◆ WHAT YOU HAVE TO DO: Find the word "Downloads" in the material below and gather every line that contains it.

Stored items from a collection
◆ ◆ ◆ ◆ ◆

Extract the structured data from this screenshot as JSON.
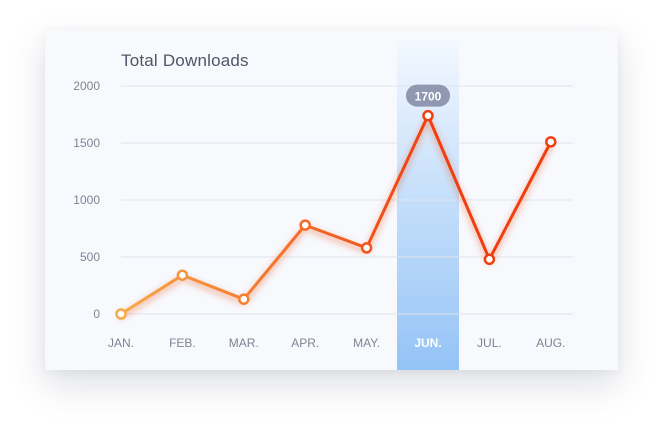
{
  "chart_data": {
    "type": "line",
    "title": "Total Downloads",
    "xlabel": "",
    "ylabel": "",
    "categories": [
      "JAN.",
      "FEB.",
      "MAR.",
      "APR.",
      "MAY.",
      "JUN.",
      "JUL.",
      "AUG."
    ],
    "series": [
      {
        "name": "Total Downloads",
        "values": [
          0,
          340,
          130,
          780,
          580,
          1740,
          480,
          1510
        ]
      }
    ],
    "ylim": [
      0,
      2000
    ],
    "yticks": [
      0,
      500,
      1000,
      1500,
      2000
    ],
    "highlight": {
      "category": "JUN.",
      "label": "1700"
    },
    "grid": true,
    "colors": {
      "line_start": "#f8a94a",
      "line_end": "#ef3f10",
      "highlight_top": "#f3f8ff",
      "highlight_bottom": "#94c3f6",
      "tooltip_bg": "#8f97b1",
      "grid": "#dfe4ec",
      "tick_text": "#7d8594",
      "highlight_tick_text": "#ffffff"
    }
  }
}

◆ ◆ ◆ ◆ ◆

◆ RESULT:
    "title": "Total Downloads",
        "name": "Total Downloads",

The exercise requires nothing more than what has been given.